- Material for the task -
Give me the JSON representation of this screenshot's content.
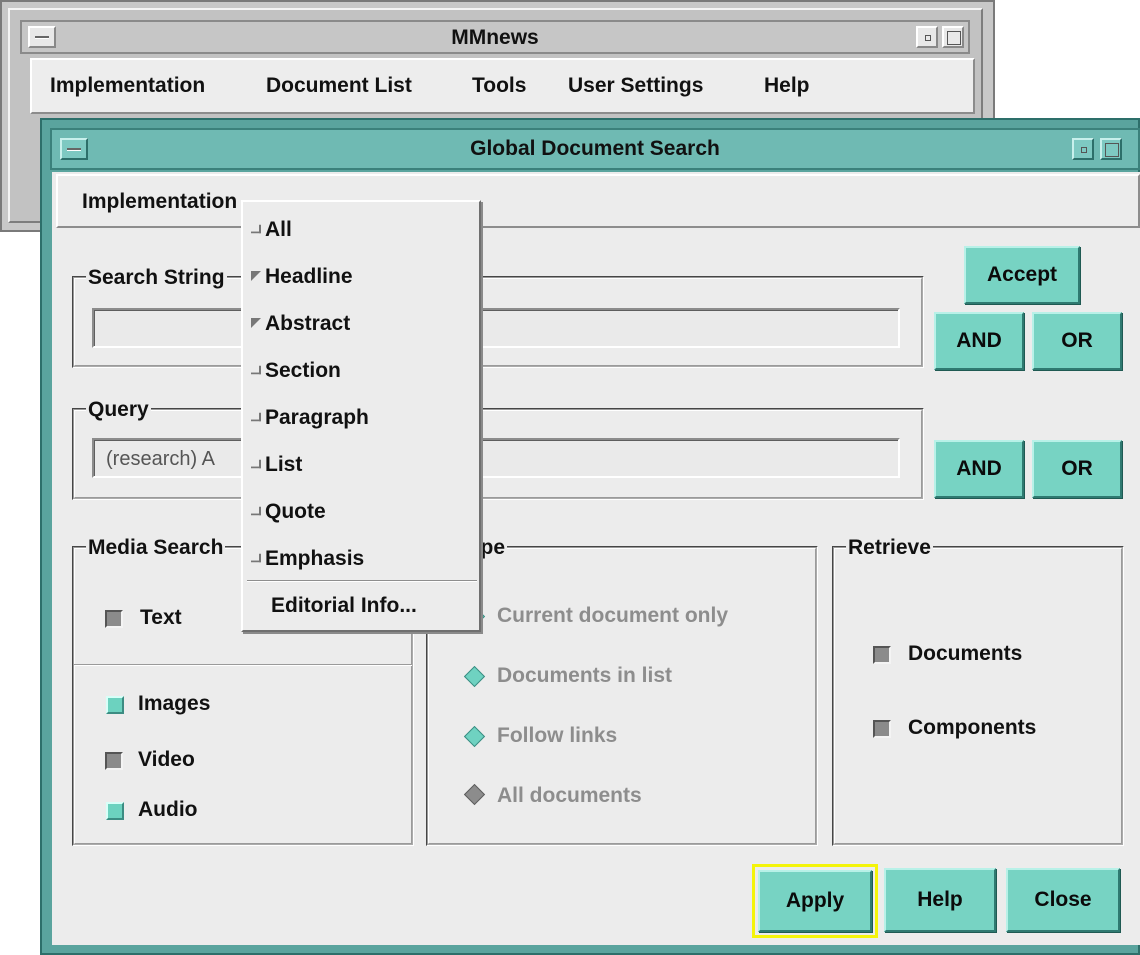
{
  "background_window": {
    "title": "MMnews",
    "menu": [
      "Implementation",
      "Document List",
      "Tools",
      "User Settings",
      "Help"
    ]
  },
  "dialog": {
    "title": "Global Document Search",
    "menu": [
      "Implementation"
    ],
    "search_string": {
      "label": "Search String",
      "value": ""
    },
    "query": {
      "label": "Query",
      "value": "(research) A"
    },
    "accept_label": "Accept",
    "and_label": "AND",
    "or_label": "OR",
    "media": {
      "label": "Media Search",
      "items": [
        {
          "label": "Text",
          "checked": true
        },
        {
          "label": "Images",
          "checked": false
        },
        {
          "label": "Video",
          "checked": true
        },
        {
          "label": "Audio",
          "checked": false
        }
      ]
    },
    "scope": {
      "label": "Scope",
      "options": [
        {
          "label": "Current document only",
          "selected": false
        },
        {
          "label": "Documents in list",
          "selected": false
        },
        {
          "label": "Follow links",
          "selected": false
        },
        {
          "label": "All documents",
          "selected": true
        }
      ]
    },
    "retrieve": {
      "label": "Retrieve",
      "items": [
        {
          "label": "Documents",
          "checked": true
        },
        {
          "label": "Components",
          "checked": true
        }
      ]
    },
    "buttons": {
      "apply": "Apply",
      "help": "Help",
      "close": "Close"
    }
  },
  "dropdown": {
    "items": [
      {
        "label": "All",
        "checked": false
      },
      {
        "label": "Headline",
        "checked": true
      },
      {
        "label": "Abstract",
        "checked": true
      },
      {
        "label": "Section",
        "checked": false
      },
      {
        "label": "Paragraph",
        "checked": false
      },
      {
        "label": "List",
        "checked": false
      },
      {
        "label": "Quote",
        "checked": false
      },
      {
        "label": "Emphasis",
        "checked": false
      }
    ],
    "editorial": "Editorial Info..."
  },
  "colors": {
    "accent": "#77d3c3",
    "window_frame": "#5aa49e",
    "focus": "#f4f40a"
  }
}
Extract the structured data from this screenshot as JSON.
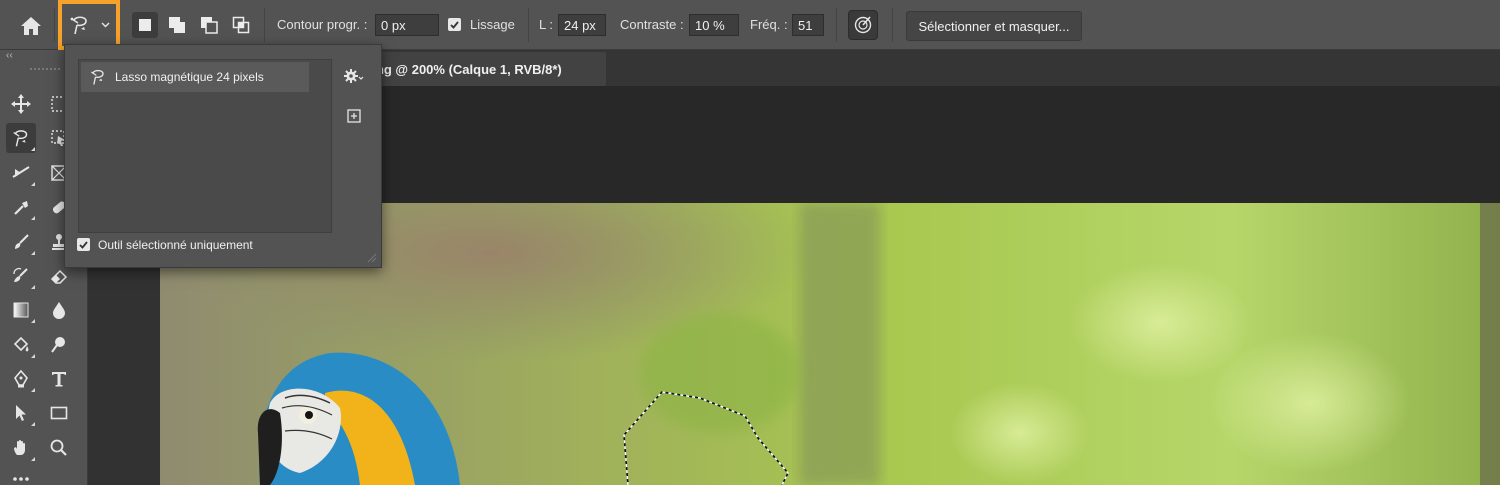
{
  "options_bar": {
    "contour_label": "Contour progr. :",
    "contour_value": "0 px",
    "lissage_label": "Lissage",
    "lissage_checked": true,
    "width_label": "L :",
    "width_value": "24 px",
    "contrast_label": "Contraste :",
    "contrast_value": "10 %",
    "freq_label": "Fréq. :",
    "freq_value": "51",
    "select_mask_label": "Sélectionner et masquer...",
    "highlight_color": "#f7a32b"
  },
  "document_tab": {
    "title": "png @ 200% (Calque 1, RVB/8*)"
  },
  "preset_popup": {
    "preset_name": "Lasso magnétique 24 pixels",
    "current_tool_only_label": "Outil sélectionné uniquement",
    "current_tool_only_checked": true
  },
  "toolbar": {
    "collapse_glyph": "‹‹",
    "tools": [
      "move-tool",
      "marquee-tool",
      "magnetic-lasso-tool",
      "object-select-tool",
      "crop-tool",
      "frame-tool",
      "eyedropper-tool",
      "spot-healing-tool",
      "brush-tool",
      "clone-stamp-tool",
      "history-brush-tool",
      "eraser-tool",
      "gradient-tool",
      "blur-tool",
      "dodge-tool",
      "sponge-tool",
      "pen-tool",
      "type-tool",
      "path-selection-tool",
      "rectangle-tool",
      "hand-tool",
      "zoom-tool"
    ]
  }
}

- Job -
Show each line holding the word "this".

- Written reply -
Give me the JSON representation of this screenshot's content.
Extract the structured data from this screenshot as JSON.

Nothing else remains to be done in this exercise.